### Directions for this task
Find every line with "donc" in it, then report how many there are and nothing more.

**********

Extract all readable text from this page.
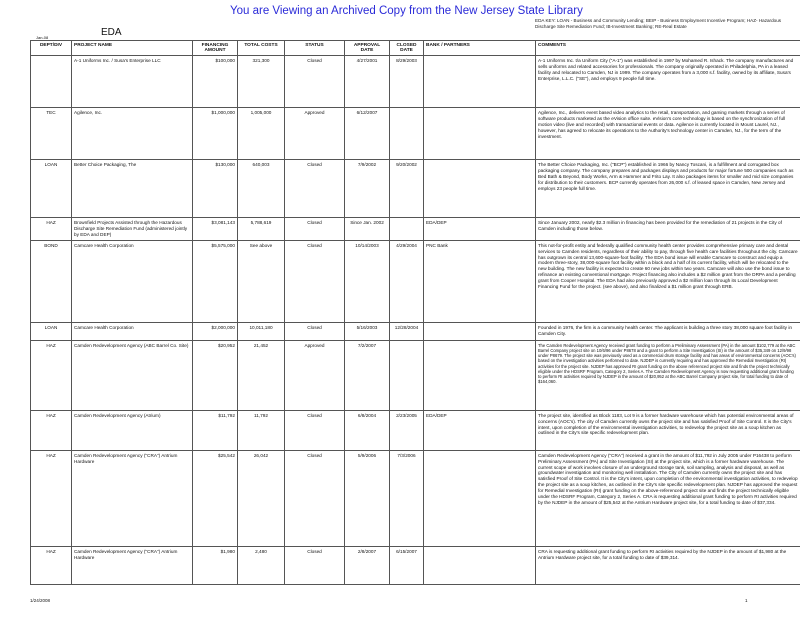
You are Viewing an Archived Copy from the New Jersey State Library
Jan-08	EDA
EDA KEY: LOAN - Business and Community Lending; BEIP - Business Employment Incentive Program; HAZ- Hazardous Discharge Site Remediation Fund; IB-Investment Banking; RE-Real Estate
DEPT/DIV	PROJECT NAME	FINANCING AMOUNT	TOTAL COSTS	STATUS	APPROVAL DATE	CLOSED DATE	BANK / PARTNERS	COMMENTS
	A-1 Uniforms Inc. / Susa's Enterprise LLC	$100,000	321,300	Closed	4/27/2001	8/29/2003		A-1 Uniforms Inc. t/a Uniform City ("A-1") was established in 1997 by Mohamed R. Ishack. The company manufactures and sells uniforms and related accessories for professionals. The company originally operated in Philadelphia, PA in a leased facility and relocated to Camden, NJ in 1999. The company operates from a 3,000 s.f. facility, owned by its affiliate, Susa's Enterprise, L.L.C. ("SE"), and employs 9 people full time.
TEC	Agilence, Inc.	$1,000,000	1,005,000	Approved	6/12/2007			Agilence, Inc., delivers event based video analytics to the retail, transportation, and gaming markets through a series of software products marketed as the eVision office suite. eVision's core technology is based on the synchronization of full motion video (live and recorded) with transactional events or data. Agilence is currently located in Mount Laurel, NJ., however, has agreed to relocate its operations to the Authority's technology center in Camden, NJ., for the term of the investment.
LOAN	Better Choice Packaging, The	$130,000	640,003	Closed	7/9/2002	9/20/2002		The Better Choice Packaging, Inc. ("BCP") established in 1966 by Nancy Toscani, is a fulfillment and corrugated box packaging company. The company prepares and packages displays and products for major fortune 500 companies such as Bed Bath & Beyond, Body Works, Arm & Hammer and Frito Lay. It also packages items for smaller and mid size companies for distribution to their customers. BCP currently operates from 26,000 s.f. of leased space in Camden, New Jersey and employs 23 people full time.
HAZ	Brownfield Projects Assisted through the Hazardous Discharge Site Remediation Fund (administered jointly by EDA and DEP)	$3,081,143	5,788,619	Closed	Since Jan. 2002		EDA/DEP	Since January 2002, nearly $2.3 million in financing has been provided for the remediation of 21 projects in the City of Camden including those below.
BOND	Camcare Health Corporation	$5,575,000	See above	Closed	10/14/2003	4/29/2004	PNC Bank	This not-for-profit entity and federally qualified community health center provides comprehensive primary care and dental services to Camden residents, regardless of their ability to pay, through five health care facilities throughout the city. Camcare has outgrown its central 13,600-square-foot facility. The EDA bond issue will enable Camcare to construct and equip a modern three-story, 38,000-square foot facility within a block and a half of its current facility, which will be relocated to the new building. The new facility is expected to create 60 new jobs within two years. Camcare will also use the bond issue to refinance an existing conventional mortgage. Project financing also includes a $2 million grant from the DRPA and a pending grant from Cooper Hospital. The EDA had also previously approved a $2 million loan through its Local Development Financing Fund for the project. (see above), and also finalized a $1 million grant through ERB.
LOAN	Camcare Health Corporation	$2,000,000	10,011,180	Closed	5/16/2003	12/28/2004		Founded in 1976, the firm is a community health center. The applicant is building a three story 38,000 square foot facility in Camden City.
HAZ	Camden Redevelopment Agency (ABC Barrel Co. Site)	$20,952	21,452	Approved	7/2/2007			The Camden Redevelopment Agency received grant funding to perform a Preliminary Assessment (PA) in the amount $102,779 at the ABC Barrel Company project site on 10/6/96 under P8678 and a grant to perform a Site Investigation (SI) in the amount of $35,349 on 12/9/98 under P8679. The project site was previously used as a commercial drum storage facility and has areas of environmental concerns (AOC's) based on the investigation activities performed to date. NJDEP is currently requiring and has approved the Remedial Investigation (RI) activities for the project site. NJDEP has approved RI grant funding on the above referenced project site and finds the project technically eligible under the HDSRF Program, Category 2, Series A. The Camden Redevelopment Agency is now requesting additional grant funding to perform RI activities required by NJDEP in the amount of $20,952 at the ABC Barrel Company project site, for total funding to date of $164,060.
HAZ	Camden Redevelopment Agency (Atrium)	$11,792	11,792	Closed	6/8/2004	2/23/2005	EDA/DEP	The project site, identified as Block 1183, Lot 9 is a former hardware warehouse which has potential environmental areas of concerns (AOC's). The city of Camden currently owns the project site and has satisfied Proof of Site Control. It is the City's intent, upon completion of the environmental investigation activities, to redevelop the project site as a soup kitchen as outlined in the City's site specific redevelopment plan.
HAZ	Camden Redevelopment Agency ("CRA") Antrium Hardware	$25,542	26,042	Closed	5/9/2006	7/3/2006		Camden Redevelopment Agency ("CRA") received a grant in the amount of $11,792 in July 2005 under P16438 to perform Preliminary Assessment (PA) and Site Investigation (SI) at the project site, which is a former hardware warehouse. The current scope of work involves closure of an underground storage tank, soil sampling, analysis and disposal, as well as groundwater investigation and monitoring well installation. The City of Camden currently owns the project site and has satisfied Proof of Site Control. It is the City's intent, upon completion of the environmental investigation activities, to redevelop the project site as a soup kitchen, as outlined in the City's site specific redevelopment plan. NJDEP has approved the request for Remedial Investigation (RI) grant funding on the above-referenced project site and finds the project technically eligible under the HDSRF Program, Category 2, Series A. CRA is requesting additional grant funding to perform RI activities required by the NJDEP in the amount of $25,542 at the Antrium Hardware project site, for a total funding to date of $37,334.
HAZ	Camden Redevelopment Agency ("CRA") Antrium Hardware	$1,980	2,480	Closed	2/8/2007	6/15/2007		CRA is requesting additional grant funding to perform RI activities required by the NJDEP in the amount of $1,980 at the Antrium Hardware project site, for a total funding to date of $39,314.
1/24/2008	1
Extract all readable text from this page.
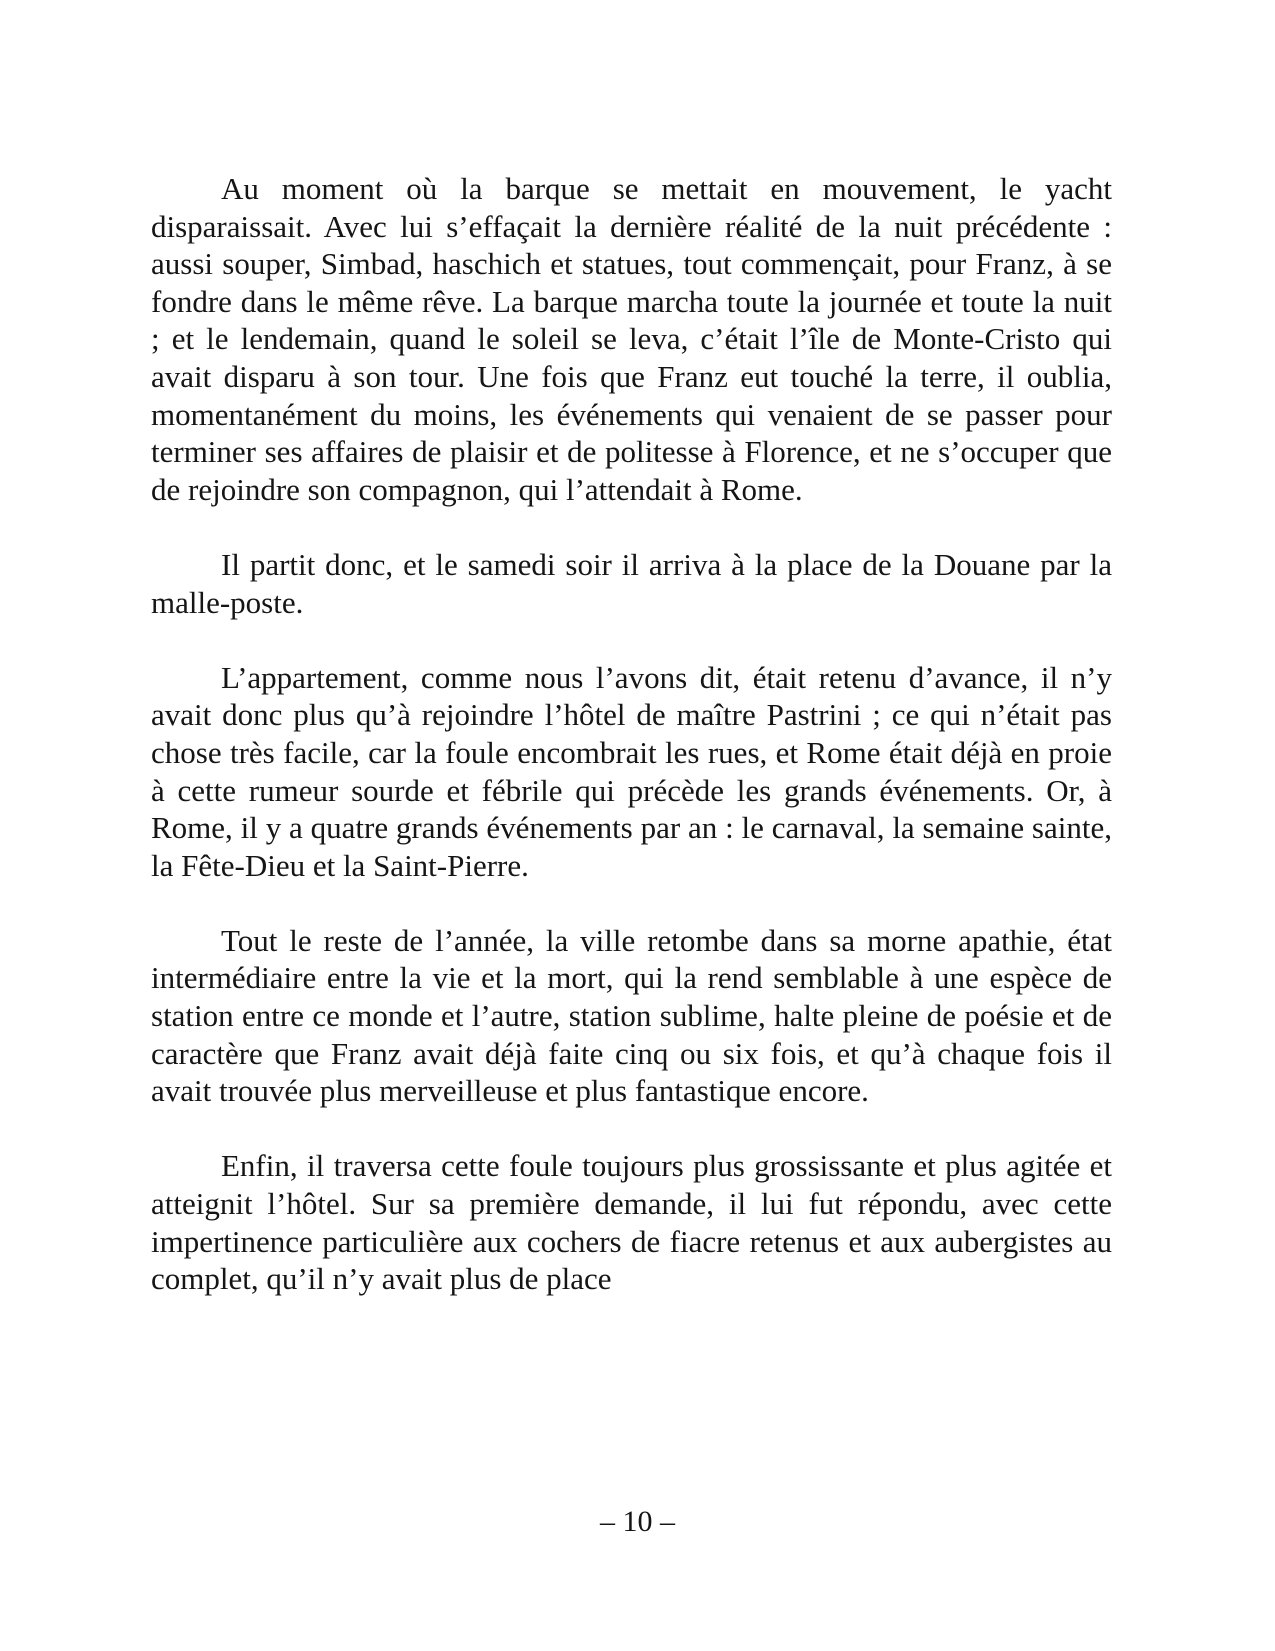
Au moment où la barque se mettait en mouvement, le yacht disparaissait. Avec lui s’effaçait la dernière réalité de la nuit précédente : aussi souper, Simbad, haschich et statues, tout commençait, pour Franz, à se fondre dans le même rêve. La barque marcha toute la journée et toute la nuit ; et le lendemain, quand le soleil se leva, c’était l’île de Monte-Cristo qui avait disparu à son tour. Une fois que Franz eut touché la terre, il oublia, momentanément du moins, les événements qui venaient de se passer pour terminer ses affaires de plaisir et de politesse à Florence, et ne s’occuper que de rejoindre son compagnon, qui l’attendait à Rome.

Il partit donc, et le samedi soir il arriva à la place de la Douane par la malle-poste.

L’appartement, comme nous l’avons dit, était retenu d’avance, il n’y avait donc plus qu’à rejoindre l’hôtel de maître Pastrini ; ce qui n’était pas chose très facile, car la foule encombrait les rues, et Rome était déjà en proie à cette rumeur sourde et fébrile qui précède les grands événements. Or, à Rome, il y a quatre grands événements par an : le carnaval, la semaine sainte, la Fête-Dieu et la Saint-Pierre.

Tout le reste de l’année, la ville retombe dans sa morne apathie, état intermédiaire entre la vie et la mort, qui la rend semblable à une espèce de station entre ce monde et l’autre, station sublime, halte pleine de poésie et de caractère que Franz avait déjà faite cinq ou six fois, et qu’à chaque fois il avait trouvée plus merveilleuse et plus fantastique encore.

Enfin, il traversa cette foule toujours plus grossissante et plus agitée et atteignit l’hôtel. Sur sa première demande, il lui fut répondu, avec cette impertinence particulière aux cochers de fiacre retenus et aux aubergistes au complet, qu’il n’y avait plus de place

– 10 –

**********

### Final result
2